[Excerpts from a figure dataset]
######

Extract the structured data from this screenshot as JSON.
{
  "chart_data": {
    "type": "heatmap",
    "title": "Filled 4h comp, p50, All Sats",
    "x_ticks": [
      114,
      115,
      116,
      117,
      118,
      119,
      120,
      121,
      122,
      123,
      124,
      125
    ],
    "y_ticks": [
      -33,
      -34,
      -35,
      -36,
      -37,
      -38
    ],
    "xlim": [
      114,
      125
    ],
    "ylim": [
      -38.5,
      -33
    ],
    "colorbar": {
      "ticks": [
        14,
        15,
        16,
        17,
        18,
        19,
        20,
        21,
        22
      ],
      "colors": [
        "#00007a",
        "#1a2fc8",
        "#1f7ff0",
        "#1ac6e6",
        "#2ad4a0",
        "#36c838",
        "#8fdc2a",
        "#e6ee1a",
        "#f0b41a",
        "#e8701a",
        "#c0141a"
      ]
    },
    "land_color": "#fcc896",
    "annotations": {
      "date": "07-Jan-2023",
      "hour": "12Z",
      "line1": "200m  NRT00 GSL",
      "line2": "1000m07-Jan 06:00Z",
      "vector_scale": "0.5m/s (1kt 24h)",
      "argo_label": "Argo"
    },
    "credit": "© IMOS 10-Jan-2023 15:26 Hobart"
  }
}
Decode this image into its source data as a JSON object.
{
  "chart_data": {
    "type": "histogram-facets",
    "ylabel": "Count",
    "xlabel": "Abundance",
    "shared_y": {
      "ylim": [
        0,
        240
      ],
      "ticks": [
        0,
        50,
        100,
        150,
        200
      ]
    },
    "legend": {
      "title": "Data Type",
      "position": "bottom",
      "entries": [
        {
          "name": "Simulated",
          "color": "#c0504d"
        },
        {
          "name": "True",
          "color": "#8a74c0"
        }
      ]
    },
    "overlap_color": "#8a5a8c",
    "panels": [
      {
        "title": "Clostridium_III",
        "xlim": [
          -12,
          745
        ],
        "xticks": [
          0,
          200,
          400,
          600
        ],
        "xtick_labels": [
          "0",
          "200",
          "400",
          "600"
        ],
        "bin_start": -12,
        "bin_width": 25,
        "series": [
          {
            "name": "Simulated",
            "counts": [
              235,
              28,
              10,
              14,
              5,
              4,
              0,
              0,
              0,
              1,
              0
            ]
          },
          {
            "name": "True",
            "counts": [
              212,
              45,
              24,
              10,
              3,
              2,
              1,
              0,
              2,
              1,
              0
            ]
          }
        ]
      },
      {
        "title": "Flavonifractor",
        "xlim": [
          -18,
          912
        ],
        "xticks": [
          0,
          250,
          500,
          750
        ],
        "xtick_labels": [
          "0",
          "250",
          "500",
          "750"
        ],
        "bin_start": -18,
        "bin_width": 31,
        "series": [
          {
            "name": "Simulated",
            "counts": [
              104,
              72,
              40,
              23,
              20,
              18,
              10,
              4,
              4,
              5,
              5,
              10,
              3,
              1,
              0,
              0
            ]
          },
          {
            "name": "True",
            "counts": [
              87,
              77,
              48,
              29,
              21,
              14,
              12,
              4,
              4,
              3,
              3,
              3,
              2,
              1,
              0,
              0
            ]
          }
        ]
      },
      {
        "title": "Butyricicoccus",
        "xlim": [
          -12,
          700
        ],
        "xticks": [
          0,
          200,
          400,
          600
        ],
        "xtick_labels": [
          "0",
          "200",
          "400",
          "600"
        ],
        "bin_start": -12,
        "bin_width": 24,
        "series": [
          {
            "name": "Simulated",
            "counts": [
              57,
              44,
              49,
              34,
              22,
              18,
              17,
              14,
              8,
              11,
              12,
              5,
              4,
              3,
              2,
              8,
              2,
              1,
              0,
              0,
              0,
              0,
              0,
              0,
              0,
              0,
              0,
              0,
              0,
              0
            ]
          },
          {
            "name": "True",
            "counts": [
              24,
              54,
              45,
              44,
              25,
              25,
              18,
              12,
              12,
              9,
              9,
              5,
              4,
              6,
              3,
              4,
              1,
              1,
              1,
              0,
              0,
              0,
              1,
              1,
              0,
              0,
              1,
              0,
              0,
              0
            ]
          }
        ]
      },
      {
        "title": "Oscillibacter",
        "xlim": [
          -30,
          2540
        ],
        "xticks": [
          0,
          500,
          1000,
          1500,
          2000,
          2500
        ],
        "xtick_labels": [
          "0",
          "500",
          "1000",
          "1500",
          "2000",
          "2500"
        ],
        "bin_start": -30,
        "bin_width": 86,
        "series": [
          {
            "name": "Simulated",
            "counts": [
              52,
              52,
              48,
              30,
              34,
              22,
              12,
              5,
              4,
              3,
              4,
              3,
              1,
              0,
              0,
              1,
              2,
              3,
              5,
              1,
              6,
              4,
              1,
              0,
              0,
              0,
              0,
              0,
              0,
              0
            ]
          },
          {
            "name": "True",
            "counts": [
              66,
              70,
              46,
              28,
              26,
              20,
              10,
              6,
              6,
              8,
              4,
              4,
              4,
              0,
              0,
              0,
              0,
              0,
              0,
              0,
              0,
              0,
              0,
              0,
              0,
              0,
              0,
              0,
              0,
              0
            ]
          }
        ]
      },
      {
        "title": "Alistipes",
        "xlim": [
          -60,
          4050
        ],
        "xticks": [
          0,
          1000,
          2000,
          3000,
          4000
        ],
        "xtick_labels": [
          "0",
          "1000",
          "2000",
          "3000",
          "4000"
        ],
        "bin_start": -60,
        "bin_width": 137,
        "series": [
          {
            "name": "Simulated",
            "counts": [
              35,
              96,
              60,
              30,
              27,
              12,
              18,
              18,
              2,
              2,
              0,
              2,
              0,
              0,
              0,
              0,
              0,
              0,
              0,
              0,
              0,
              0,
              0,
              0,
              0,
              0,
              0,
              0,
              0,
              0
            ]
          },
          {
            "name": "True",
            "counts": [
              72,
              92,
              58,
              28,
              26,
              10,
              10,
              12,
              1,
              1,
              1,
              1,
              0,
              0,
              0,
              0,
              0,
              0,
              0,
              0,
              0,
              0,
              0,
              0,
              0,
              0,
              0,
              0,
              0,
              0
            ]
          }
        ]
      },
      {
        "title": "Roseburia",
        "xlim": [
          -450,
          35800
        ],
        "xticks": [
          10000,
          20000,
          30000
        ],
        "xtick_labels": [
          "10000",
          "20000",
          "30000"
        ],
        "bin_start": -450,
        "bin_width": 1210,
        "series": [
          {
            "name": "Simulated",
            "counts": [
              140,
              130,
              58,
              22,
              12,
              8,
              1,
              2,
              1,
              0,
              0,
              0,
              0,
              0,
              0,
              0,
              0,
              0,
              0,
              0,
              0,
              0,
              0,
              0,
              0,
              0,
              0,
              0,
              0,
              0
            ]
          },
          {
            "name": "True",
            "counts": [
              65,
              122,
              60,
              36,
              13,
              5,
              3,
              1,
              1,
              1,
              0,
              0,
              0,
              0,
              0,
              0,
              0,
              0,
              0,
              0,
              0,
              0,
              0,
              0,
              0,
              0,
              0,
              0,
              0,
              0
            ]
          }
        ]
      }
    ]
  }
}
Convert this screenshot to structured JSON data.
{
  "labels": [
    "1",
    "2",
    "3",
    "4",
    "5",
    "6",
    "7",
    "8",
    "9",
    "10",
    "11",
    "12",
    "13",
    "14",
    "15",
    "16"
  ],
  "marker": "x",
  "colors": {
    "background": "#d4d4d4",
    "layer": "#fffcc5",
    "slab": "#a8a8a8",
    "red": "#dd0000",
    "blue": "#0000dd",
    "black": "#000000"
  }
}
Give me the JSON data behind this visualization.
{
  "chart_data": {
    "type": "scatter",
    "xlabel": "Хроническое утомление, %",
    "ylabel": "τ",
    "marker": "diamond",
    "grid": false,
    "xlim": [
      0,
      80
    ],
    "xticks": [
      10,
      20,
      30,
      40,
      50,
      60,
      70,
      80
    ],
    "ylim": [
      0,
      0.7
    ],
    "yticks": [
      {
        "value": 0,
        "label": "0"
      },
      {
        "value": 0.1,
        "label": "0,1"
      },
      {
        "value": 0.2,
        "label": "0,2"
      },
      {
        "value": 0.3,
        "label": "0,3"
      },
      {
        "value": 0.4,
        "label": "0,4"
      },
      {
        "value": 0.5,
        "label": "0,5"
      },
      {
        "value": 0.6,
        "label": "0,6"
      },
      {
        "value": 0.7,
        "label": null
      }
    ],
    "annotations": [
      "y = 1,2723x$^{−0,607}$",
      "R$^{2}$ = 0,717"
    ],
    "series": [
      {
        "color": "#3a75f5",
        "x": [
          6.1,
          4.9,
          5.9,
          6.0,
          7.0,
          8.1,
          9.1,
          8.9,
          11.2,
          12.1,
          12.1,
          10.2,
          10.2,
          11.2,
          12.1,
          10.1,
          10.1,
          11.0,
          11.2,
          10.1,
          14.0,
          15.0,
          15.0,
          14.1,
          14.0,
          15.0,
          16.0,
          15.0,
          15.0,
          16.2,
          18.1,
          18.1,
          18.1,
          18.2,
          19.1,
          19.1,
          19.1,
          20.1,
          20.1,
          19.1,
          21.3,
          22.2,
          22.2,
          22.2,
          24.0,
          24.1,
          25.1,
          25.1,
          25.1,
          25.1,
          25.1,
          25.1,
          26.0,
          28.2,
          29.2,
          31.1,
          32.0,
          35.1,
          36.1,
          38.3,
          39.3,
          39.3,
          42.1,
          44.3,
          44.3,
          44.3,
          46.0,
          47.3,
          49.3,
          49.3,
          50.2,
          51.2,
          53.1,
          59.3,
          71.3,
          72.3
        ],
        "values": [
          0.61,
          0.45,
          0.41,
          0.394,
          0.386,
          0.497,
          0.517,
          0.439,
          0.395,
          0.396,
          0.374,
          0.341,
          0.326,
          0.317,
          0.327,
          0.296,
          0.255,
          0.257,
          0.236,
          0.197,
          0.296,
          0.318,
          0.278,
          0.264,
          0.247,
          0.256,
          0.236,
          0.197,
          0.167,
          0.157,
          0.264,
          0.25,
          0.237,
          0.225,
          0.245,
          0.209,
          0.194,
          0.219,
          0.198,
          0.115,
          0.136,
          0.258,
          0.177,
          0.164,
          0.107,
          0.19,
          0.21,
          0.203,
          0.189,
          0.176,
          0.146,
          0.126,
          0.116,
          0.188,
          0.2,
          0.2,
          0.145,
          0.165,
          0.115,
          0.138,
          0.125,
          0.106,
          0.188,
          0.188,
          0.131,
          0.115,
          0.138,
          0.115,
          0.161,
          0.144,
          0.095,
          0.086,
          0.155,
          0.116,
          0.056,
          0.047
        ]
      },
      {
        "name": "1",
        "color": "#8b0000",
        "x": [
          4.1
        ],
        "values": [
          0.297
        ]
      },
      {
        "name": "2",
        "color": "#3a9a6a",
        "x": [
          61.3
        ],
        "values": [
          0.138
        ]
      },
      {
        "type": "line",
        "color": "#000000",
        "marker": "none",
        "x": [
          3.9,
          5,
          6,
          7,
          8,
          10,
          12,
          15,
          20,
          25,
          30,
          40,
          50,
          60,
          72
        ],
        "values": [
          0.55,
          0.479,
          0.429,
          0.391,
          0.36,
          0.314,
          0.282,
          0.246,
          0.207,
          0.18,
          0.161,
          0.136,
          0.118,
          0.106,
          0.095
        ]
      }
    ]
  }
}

######

• [Aim]:
Using the records above, copy every line that has the word "screenshot" in it.

• [Worked answer]:
Extract the structured data from this screenshot as JSON.
Convert this screenshot to structured JSON data.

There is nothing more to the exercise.